Exercise task.
State only how many lines contain the string "this".
◆ ◆ ◆ ◆ ◆ ◆ ◆
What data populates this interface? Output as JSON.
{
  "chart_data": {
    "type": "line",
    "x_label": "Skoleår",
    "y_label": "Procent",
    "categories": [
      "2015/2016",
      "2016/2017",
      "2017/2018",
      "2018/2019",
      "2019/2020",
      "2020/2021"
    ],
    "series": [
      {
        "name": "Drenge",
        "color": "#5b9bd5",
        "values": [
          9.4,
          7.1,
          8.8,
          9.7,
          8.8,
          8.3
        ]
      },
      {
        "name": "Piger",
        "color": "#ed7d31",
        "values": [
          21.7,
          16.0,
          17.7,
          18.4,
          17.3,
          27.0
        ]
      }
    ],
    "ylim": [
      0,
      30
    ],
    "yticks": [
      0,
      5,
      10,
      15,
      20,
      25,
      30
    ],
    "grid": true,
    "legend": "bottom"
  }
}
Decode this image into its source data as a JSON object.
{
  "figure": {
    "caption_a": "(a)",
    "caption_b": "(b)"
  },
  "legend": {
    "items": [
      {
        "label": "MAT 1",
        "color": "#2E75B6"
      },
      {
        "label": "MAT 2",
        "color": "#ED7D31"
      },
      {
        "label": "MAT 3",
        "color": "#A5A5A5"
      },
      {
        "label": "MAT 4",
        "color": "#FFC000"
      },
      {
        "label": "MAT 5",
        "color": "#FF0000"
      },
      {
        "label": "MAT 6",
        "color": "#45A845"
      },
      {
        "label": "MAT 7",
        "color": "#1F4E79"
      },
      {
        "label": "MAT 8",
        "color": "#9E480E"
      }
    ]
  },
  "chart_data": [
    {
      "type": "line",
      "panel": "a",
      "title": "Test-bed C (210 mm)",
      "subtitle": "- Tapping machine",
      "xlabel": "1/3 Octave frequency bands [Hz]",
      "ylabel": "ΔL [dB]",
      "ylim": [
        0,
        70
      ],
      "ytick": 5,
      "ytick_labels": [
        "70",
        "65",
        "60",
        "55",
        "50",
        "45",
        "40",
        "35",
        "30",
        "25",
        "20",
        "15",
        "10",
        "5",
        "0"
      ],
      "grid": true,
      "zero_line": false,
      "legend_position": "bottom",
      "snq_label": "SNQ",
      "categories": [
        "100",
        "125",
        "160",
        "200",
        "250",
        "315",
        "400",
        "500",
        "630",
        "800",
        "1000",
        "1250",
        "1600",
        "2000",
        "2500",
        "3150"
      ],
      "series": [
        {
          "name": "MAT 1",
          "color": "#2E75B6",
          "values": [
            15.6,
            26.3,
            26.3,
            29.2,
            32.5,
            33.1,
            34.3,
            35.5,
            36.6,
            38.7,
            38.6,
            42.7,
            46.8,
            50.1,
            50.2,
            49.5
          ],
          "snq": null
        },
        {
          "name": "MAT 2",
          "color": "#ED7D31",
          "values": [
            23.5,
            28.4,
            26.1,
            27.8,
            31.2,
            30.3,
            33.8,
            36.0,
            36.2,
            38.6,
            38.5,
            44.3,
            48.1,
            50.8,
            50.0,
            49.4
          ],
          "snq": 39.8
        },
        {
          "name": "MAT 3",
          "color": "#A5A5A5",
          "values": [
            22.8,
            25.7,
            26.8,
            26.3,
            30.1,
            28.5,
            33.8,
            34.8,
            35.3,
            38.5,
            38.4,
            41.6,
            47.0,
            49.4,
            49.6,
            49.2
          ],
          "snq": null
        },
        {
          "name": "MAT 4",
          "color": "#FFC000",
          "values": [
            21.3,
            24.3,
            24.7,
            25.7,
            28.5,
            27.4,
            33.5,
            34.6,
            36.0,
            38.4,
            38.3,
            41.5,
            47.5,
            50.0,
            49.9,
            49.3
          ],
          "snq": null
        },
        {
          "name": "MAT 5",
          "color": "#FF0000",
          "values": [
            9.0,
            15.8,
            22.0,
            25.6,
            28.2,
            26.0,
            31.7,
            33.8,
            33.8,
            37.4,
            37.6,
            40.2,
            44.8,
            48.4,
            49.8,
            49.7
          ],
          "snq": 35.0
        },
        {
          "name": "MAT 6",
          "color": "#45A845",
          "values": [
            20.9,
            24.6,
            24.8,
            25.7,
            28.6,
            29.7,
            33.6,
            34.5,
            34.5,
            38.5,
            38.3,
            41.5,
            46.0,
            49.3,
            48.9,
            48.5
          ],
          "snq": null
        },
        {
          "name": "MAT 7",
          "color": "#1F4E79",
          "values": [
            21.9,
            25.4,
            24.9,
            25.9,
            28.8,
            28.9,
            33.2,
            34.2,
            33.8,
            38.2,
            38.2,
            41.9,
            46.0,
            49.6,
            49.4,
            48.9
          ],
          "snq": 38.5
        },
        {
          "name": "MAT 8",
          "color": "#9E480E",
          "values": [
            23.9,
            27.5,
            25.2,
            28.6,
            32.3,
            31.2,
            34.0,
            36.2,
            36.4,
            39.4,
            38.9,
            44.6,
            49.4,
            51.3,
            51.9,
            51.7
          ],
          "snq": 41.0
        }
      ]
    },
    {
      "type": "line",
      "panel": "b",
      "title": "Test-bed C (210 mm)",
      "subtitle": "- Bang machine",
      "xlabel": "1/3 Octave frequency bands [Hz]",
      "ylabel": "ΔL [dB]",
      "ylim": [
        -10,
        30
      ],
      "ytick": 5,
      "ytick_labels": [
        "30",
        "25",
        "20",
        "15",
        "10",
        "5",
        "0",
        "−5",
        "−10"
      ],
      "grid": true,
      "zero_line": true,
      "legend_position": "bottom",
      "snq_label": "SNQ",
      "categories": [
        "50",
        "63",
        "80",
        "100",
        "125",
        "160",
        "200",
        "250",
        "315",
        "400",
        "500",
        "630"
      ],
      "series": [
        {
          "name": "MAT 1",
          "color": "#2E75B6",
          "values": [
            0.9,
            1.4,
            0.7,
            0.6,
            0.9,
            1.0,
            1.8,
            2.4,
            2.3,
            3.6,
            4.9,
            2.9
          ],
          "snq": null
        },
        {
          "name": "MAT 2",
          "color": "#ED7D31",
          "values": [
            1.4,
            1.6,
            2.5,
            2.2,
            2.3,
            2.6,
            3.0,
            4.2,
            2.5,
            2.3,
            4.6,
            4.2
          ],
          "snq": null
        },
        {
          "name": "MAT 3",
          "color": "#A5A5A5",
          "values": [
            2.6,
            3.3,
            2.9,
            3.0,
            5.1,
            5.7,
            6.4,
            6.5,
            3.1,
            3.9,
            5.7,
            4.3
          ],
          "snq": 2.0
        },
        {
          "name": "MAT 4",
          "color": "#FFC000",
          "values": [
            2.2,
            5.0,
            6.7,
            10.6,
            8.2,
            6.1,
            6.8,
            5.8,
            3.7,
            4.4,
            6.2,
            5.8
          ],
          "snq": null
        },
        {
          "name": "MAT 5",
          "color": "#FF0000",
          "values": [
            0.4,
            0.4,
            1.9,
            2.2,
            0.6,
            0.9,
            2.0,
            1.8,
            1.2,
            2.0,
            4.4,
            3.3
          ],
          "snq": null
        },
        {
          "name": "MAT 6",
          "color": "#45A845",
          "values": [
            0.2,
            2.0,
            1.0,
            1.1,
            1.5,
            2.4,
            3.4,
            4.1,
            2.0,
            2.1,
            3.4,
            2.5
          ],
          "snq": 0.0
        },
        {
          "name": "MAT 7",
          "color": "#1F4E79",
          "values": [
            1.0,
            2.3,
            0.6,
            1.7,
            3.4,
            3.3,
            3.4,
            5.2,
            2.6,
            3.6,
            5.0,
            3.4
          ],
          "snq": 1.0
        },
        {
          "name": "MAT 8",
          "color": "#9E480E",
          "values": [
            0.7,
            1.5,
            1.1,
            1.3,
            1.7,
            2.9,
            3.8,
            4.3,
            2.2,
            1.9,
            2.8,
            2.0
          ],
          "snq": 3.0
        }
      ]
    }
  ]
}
◆ ◆ ◆ ◆ ◆ ◆ ◆
Task answer.
2